● Material for this exercise:

================================

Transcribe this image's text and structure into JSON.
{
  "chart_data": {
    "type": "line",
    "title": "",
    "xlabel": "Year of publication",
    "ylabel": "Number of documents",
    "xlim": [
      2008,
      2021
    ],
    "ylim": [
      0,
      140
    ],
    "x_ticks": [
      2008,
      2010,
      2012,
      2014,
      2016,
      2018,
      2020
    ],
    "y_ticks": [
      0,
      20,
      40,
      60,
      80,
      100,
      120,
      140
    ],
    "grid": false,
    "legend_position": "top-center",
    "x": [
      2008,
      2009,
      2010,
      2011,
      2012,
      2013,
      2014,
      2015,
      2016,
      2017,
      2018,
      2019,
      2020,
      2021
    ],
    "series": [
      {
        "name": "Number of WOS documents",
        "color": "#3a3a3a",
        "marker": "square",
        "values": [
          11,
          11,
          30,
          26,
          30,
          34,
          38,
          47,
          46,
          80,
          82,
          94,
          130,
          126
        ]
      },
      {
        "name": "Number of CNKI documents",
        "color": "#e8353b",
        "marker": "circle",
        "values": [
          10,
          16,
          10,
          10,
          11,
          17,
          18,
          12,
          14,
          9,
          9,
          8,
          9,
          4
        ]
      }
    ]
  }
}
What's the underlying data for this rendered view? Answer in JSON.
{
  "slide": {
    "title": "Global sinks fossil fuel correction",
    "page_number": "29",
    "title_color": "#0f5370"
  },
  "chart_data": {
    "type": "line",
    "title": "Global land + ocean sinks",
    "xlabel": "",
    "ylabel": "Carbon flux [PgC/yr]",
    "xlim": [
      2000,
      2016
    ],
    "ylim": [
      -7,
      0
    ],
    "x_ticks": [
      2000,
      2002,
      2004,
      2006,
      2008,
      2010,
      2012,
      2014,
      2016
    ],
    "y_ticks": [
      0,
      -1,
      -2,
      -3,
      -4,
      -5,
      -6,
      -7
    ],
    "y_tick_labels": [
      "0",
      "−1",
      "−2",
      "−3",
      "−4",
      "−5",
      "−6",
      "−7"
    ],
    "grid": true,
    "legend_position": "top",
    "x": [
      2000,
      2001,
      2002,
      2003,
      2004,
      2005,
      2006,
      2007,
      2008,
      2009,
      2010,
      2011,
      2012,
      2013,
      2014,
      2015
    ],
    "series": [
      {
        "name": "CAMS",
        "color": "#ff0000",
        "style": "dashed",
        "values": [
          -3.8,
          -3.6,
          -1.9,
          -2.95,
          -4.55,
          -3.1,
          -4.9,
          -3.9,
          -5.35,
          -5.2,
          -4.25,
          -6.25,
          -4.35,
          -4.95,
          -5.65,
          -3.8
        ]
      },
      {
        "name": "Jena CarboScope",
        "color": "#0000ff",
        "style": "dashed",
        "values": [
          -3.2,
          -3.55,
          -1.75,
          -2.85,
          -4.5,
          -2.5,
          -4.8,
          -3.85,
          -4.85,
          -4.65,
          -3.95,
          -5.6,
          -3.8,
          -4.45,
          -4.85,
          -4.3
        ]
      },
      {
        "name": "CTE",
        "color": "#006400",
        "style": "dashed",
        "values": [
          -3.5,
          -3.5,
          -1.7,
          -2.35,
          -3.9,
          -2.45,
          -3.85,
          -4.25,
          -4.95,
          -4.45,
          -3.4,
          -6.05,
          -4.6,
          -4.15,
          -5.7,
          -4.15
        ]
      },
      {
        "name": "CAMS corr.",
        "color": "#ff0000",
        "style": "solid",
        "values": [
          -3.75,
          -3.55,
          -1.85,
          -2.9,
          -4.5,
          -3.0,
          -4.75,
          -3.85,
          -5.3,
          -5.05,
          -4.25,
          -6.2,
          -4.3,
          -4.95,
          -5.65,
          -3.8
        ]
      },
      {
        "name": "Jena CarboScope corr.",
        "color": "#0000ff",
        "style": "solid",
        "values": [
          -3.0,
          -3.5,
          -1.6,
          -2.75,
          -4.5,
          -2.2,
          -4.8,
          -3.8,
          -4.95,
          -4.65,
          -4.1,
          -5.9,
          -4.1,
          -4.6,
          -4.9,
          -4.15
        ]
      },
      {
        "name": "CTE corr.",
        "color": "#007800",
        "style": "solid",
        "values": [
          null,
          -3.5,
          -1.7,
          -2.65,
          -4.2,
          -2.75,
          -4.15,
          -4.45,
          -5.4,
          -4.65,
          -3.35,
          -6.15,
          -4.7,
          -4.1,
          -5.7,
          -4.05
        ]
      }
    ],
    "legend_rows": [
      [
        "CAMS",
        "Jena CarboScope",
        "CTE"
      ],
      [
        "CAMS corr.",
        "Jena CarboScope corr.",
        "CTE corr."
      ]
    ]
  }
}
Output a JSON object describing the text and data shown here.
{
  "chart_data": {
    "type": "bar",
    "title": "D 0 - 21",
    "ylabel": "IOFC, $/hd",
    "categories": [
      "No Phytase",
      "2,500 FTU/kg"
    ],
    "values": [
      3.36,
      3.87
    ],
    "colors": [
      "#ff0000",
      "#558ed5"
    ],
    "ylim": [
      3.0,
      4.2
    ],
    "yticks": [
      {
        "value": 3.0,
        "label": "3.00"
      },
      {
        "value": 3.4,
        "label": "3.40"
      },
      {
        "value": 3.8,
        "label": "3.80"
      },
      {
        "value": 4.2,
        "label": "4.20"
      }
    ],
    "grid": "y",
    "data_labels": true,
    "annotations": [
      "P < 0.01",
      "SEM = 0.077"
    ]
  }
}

================================

● Task to carry out: Print the whole listing again, exactly.

● Answer to the problem:
Transcribe this image's text and structure into JSON.
{
  "chart_data": {
    "type": "line",
    "title": "",
    "xlabel": "Year of publication",
    "ylabel": "Number of documents",
    "xlim": [
      2008,
      2021
    ],
    "ylim": [
      0,
      140
    ],
    "x_ticks": [
      2008,
      2010,
      2012,
      2014,
      2016,
      2018,
      2020
    ],
    "y_ticks": [
      0,
      20,
      40,
      60,
      80,
      100,
      120,
      140
    ],
    "grid": false,
    "legend_position": "top-center",
    "x": [
      2008,
      2009,
      2010,
      2011,
      2012,
      2013,
      2014,
      2015,
      2016,
      2017,
      2018,
      2019,
      2020,
      2021
    ],
    "series": [
      {
        "name": "Number of WOS documents",
        "color": "#3a3a3a",
        "marker": "square",
        "values": [
          11,
          11,
          30,
          26,
          30,
          34,
          38,
          47,
          46,
          80,
          82,
          94,
          130,
          126
        ]
      },
      {
        "name": "Number of CNKI documents",
        "color": "#e8353b",
        "marker": "circle",
        "values": [
          10,
          16,
          10,
          10,
          11,
          17,
          18,
          12,
          14,
          9,
          9,
          8,
          9,
          4
        ]
      }
    ]
  }
}
What's the underlying data for this rendered view? Answer in JSON.
{
  "slide": {
    "title": "Global sinks fossil fuel correction",
    "page_number": "29",
    "title_color": "#0f5370"
  },
  "chart_data": {
    "type": "line",
    "title": "Global land + ocean sinks",
    "xlabel": "",
    "ylabel": "Carbon flux [PgC/yr]",
    "xlim": [
      2000,
      2016
    ],
    "ylim": [
      -7,
      0
    ],
    "x_ticks": [
      2000,
      2002,
      2004,
      2006,
      2008,
      2010,
      2012,
      2014,
      2016
    ],
    "y_ticks": [
      0,
      -1,
      -2,
      -3,
      -4,
      -5,
      -6,
      -7
    ],
    "y_tick_labels": [
      "0",
      "−1",
      "−2",
      "−3",
      "−4",
      "−5",
      "−6",
      "−7"
    ],
    "grid": true,
    "legend_position": "top",
    "x": [
      2000,
      2001,
      2002,
      2003,
      2004,
      2005,
      2006,
      2007,
      2008,
      2009,
      2010,
      2011,
      2012,
      2013,
      2014,
      2015
    ],
    "series": [
      {
        "name": "CAMS",
        "color": "#ff0000",
        "style": "dashed",
        "values": [
          -3.8,
          -3.6,
          -1.9,
          -2.95,
          -4.55,
          -3.1,
          -4.9,
          -3.9,
          -5.35,
          -5.2,
          -4.25,
          -6.25,
          -4.35,
          -4.95,
          -5.65,
          -3.8
        ]
      },
      {
        "name": "Jena CarboScope",
        "color": "#0000ff",
        "style": "dashed",
        "values": [
          -3.2,
          -3.55,
          -1.75,
          -2.85,
          -4.5,
          -2.5,
          -4.8,
          -3.85,
          -4.85,
          -4.65,
          -3.95,
          -5.6,
          -3.8,
          -4.45,
          -4.85,
          -4.3
        ]
      },
      {
        "name": "CTE",
        "color": "#006400",
        "style": "dashed",
        "values": [
          -3.5,
          -3.5,
          -1.7,
          -2.35,
          -3.9,
          -2.45,
          -3.85,
          -4.25,
          -4.95,
          -4.45,
          -3.4,
          -6.05,
          -4.6,
          -4.15,
          -5.7,
          -4.15
        ]
      },
      {
        "name": "CAMS corr.",
        "color": "#ff0000",
        "style": "solid",
        "values": [
          -3.75,
          -3.55,
          -1.85,
          -2.9,
          -4.5,
          -3.0,
          -4.75,
          -3.85,
          -5.3,
          -5.05,
          -4.25,
          -6.2,
          -4.3,
          -4.95,
          -5.65,
          -3.8
        ]
      },
      {
        "name": "Jena CarboScope corr.",
        "color": "#0000ff",
        "style": "solid",
        "values": [
          -3.0,
          -3.5,
          -1.6,
          -2.75,
          -4.5,
          -2.2,
          -4.8,
          -3.8,
          -4.95,
          -4.65,
          -4.1,
          -5.9,
          -4.1,
          -4.6,
          -4.9,
          -4.15
        ]
      },
      {
        "name": "CTE corr.",
        "color": "#007800",
        "style": "solid",
        "values": [
          null,
          -3.5,
          -1.7,
          -2.65,
          -4.2,
          -2.75,
          -4.15,
          -4.45,
          -5.4,
          -4.65,
          -3.35,
          -6.15,
          -4.7,
          -4.1,
          -5.7,
          -4.05
        ]
      }
    ],
    "legend_rows": [
      [
        "CAMS",
        "Jena CarboScope",
        "CTE"
      ],
      [
        "CAMS corr.",
        "Jena CarboScope corr.",
        "CTE corr."
      ]
    ]
  }
}
Output a JSON object describing the text and data shown here.
{
  "chart_data": {
    "type": "bar",
    "title": "D 0 - 21",
    "ylabel": "IOFC, $/hd",
    "categories": [
      "No Phytase",
      "2,500 FTU/kg"
    ],
    "values": [
      3.36,
      3.87
    ],
    "colors": [
      "#ff0000",
      "#558ed5"
    ],
    "ylim": [
      3.0,
      4.2
    ],
    "yticks": [
      {
        "value": 3.0,
        "label": "3.00"
      },
      {
        "value": 3.4,
        "label": "3.40"
      },
      {
        "value": 3.8,
        "label": "3.80"
      },
      {
        "value": 4.2,
        "label": "4.20"
      }
    ],
    "grid": "y",
    "data_labels": true,
    "annotations": [
      "P < 0.01",
      "SEM = 0.077"
    ]
  }
}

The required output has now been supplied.